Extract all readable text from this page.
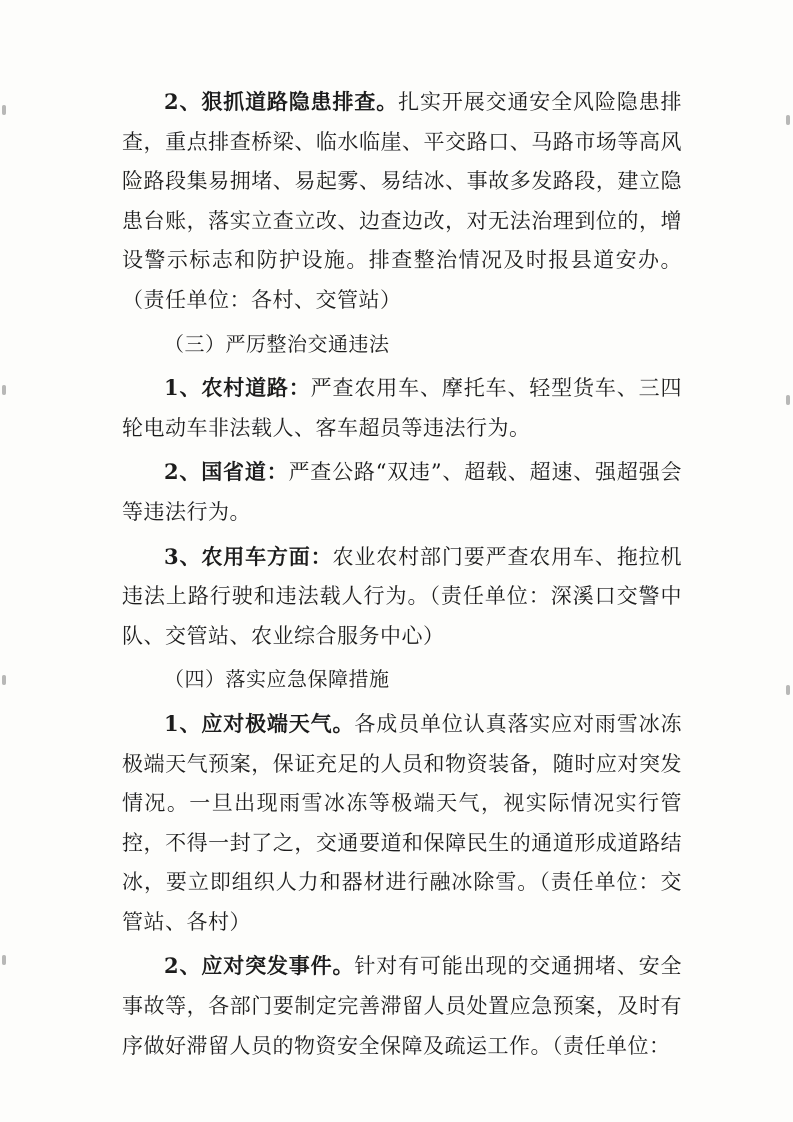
2、狠抓道路隐患排查。扎实开展交通安全风险隐患排查，重点排查桥梁、临水临崖、平交路口、马路市场等高风险路段集易拥堵、易起雾、易结冰、事故多发路段，建立隐患台账，落实立查立改、边查边改，对无法治理到位的，增设警示标志和防护设施。排查整治情况及时报县道安办。（责任单位：各村、交管站）

（三）严厉整治交通违法

1、农村道路：严查农用车、摩托车、轻型货车、三四轮电动车非法载人、客车超员等违法行为。

2、国省道：严查公路“双违”、超载、超速、强超强会等违法行为。

3、农用车方面：农业农村部门要严查农用车、拖拉机违法上路行驶和违法载人行为。（责任单位：深溪口交警中队、交管站、农业综合服务中心）

（四）落实应急保障措施

1、应对极端天气。各成员单位认真落实应对雨雪冰冻极端天气预案，保证充足的人员和物资装备，随时应对突发情况。一旦出现雨雪冰冻等极端天气，视实际情况实行管控，不得一封了之，交通要道和保障民生的通道形成道路结冰，要立即组织人力和器材进行融冰除雪。（责任单位：交管站、各村）

2、应对突发事件。针对有可能出现的交通拥堵、安全事故等，各部门要制定完善滞留人员处置应急预案，及时有序做好滞留人员的物资安全保障及疏运工作。（责任单位：
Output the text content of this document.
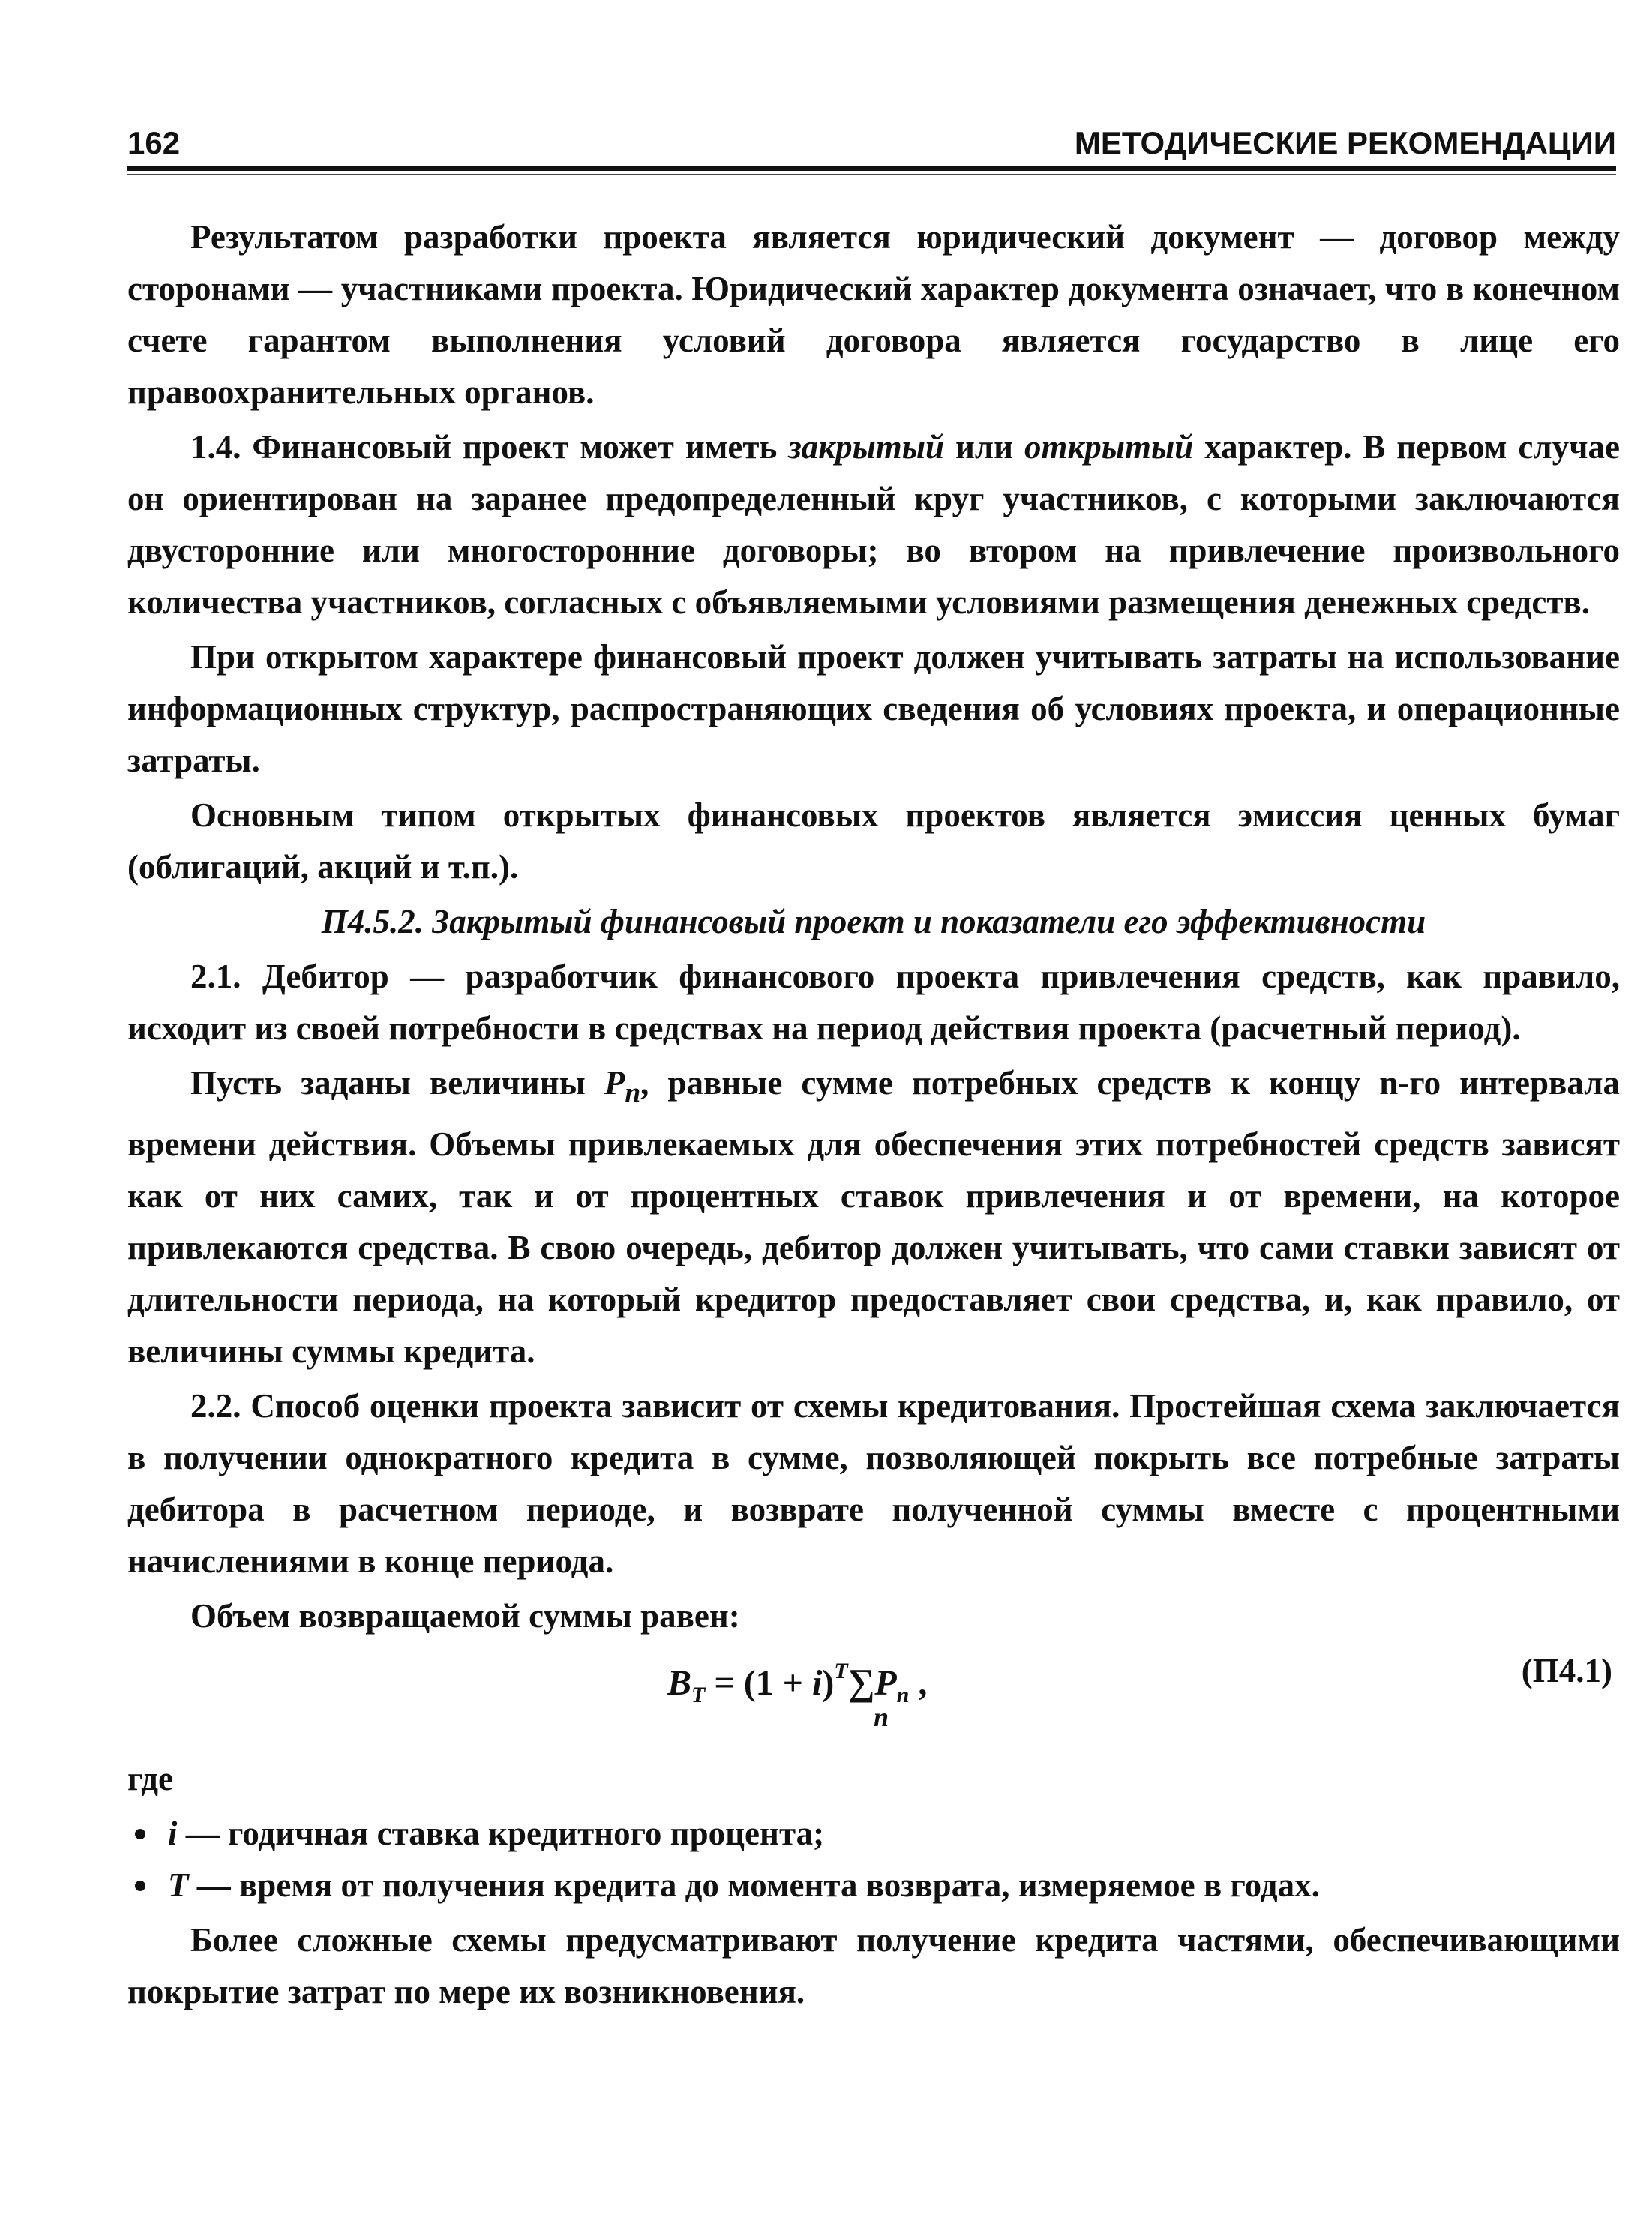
162	МЕТОДИЧЕСКИЕ РЕКОМЕНДАЦИИ

Результатом разработки проекта является юридический документ — договор между сторонами — участниками проекта. Юридический характер документа означает, что в конечном счете гарантом выполнения условий договора является государство в лице его правоохранительных органов.

1.4. Финансовый проект может иметь закрытый или открытый характер. В первом случае он ориентирован на заранее предопределенный круг участников, с которыми заключаются двусторонние или многосторонние договоры; во втором на привлечение произвольного количества участников, согласных с объявляемыми условиями размещения денежных средств.

При открытом характере финансовый проект должен учитывать затраты на использование информационных структур, распространяющих сведения об условиях проекта, и операционные затраты.

Основным типом открытых финансовых проектов является эмиссия ценных бумаг (облигаций, акций и т.п.).

П4.5.2. Закрытый финансовый проект и показатели его эффективности

2.1. Дебитор — разработчик финансового проекта привлечения средств, как правило, исходит из своей потребности в средствах на период действия проекта (расчетный период).

Пусть заданы величины $P_n$, равные сумме потребных средств к концу n-го интервала времени действия. Объемы привлекаемых для обеспечения этих потребностей средств зависят как от них самих, так и от процентных ставок привлечения и от времени, на которое привлекаются средства. В свою очередь, дебитор должен учитывать, что сами ставки зависят от длительности периода, на который кредитор предоставляет свои средства, и, как правило, от величины суммы кредита.

2.2. Способ оценки проекта зависит от схемы кредитования. Простейшая схема заключается в получении однократного кредита в сумме, позволяющей покрыть все потребные затраты дебитора в расчетном периоде, и возврате полученной суммы вместе с процентными начислениями в конце периода.

Объем возвращаемой суммы равен:

$B_T = (1 + i)^T\sum P_n$ ,
n
(П4.1)

где

i — годичная ставка кредитного процента;
T — время от получения кредита до момента возврата, измеряемое в годах.

Более сложные схемы предусматривают получение кредита частями, обеспечивающими покрытие затрат по мере их возникновения.
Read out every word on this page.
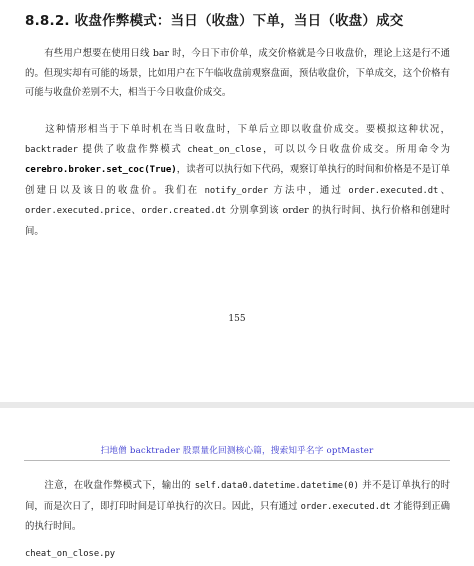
8.8.2. 收盘作弊模式：当日（收盘）下单，当日（收盘）成交

有些用户想要在使用日线 bar 时，今日下市价单，成交价格就是今日收盘价，理论上这是行不通的。但现实却有可能的场景，比如用户在下午临收盘前观察盘面，预估收盘价，下单成交，这个价格有可能与收盘价差别不大，相当于今日收盘价成交。

这种情形相当于下单时机在当日收盘时，下单后立即以收盘价成交。要模拟这种状况，backtrader 提供了收盘作弊模式 cheat_on_close，可以以今日收盘价成交。所用命令为 cerebro.broker.set_coc(True)，读者可以执行如下代码，观察订单执行的时间和价格是不是订单创建日以及该日的收盘价。我们在 notify_order 方法中，通过 order.executed.dt、order.executed.price、order.created.dt 分别拿到该 order 的执行时间、执行价格和创建时间。

155
扫地僧 backtrader 股票量化回测核心篇，搜索知乎名字 optMaster

注意，在收盘作弊模式下，输出的 self.data0.datetime.datetime(0) 并不是订单执行的时间，而是次日了，即打印时间是订单执行的次日。因此，只有通过 order.executed.dt 才能得到正确的执行时间。

cheat_on_close.py
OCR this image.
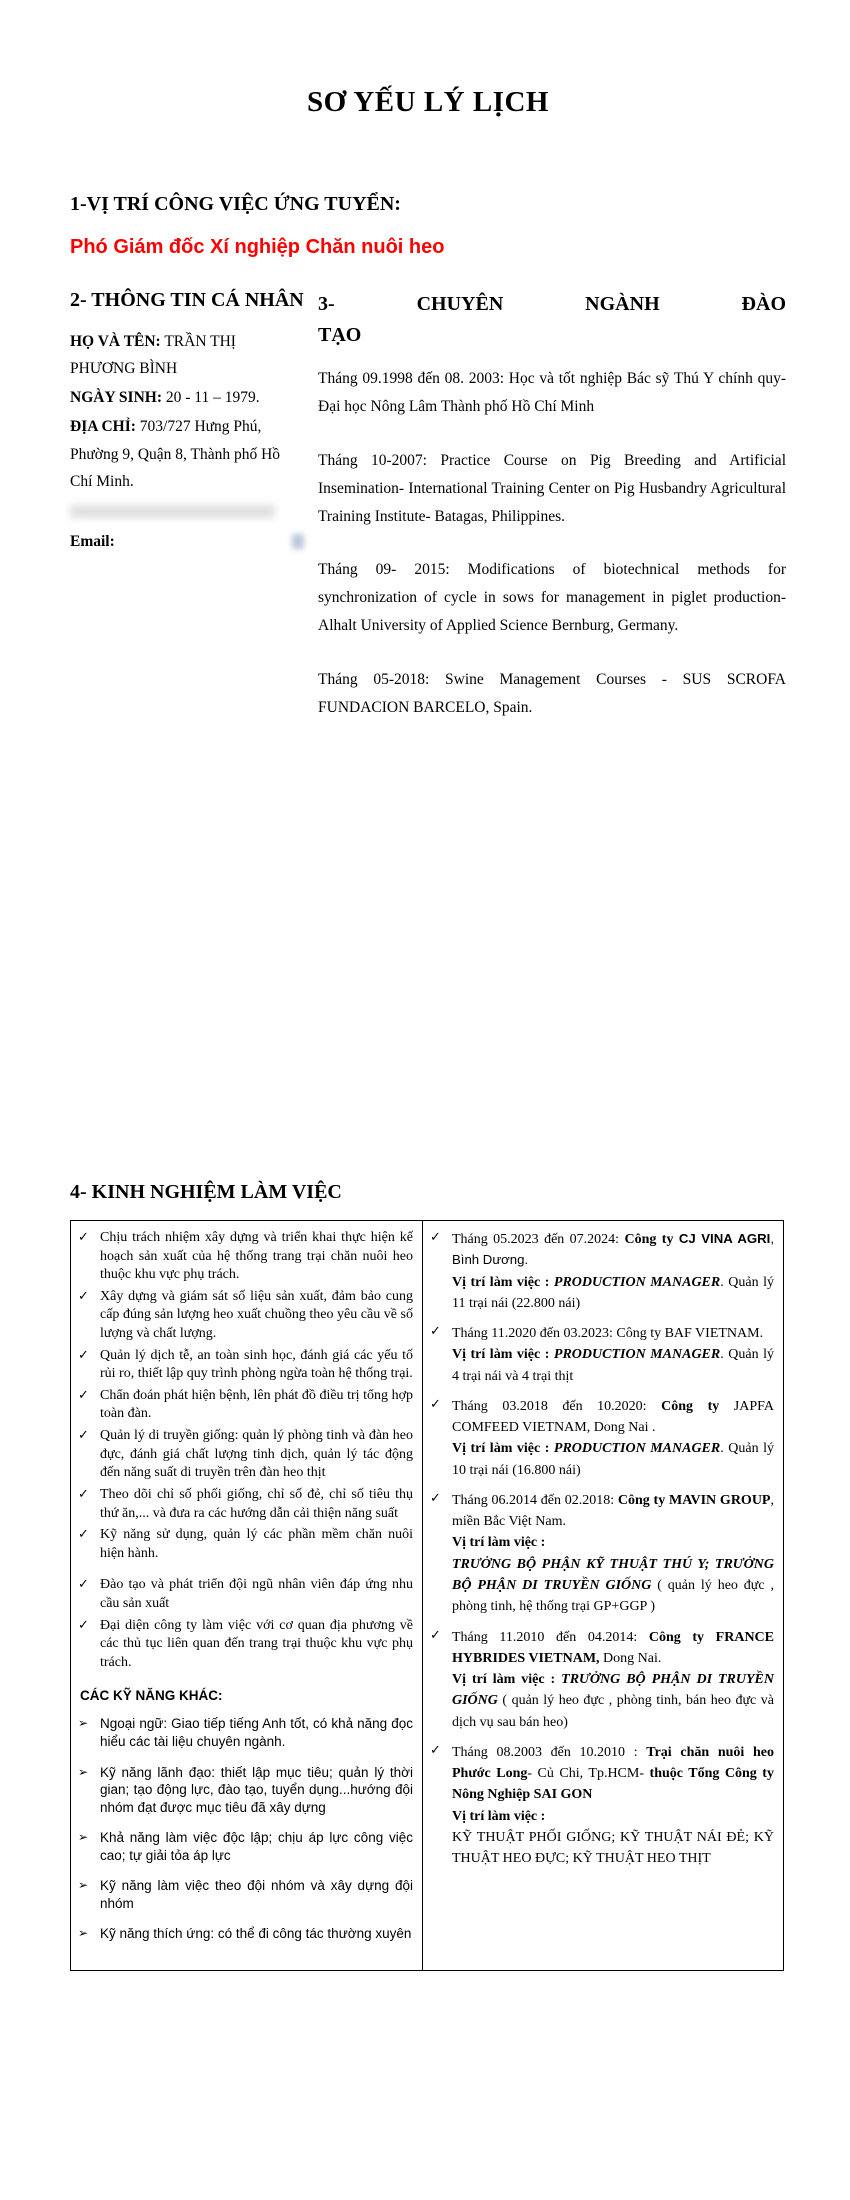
SƠ YẾU LÝ LỊCH
1-VỊ TRÍ CÔNG VIỆC ỨNG TUYỂN:
Phó Giám đốc Xí nghiệp Chăn nuôi heo
2- THÔNG TIN CÁ NHÂN

HỌ VÀ TÊN: TRẦN THỊ PHƯƠNG BÌNH

NGÀY SINH: 20 - 11 – 1979.

ĐỊA CHỈ: 703/727 Hưng Phú, Phường 9, Quận 8, Thành phố Hồ Chí Minh.

Email:

3- CHUYÊN NGÀNH ĐÀO
TẠO

Tháng 09.1998 đến 08. 2003: Học và tốt nghiệp Bác sỹ Thú Y chính quy- Đại học Nông Lâm Thành phố Hồ Chí Minh

Tháng 10-2007: Practice Course on Pig Breeding and Artificial Insemination- International Training Center on Pig Husbandry Agricultural Training Institute- Batagas, Philippines.

Tháng 09- 2015: Modifications of biotechnical methods for synchronization of cycle in sows for management in piglet production- Alhalt University of Applied Science Bernburg, Germany.

Tháng 05-2018: Swine Management Courses - SUS SCROFA FUNDACION BARCELO, Spain.

4- KINH NGHIỆM LÀM VIỆC
✓ Chịu trách nhiệm xây dựng và triển khai thực hiện kế hoạch sản xuất của hệ thống trang trại chăn nuôi heo thuộc khu vực phụ trách.
✓ Xây dựng và giám sát số liệu sản xuất, đảm bảo cung cấp đúng sản lượng heo xuất chuồng theo yêu cầu về số lượng và chất lượng.
✓ Quản lý dịch tễ, an toàn sinh học, đánh giá các yếu tố rủi ro, thiết lập quy trình phòng ngừa toàn hệ thống trại.
✓ Chẩn đoán phát hiện bệnh, lên phát đồ điều trị tổng hợp toàn đàn.
✓ Quản lý di truyền giống: quản lý phòng tinh và đàn heo đực, đánh giá chất lượng tinh dịch, quản lý tác động đến năng suất di truyền trên đàn heo thịt
✓ Theo dõi chỉ số phối giống, chỉ số đẻ, chỉ số tiêu thụ thứ ăn,... và đưa ra các hướng dẫn cải thiện năng suất
✓ Kỹ năng sử dụng, quản lý các phần mềm chăn nuôi hiện hành.
✓ Đào tạo và phát triển đội ngũ nhân viên đáp ứng nhu cầu sản xuất
✓ Đại diện công ty làm việc với cơ quan địa phương về các thủ tục liên quan đến trang trại thuộc khu vực phụ trách.
CÁC KỸ NĂNG KHÁC:
➢ Ngoại ngữ: Giao tiếp tiếng Anh tốt, có khả năng đọc hiểu các tài liệu chuyên ngành.
➢ Kỹ năng lãnh đạo: thiết lập mục tiêu; quản lý thời gian; tạo động lực, đào tạo, tuyển dụng...hướng đội nhóm đạt được mục tiêu đã xây dựng
➢ Khả năng làm việc độc lập; chịu áp lực công việc cao; tự giải tỏa áp lực
➢ Kỹ năng làm việc theo đội nhóm và xây dựng đội nhóm
➢ Kỹ năng thích ứng: có thể đi công tác thường xuyên
✓ Tháng 05.2023 đến 07.2024: Công ty CJ VINA AGRI, Bình Dương.
Vị trí làm việc : PRODUCTION MANAGER. Quản lý 11 trại nái (22.800 nái)
✓ Tháng 11.2020 đến 03.2023: Công ty BAF VIETNAM.
Vị trí làm việc : PRODUCTION MANAGER. Quản lý 4 trại nái và 4 trại thịt
✓ Tháng 03.2018 đến 10.2020: Công ty JAPFA COMFEED VIETNAM, Dong Nai .
Vị trí làm việc : PRODUCTION MANAGER. Quản lý 10 trại nái (16.800 nái)
✓ Tháng 06.2014 đến 02.2018: Công ty MAVIN GROUP, miền Bắc Việt Nam.
Vị trí làm việc :
TRƯỞNG BỘ PHẬN KỸ THUẬT THÚ Y; TRƯỞNG BỘ PHẬN DI TRUYỀN GIỐNG ( quản lý heo đực , phòng tinh, hệ thống trại GP+GGP )
✓ Tháng 11.2010 đến 04.2014: Công ty FRANCE HYBRIDES VIETNAM, Dong Nai.
Vị trí làm việc : TRƯỞNG BỘ PHẬN DI TRUYỀN GIỐNG ( quản lý heo đực , phòng tinh, bán heo đực và dịch vụ sau bán heo)
✓ Tháng 08.2003 đến 10.2010 : Trại chăn nuôi heo Phước Long- Củ Chi, Tp.HCM- thuộc Tổng Công ty Nông Nghiệp SAI GON
Vị trí làm việc :
KỸ THUẬT PHỐI GIỐNG; KỸ THUẬT NÁI ĐẺ; KỸ THUẬT HEO ĐỰC; KỸ THUẬT HEO THỊT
+===+
» What is required
Tell how many lines hold the string "Nông", giving the number and nothing else.

» Right answer
2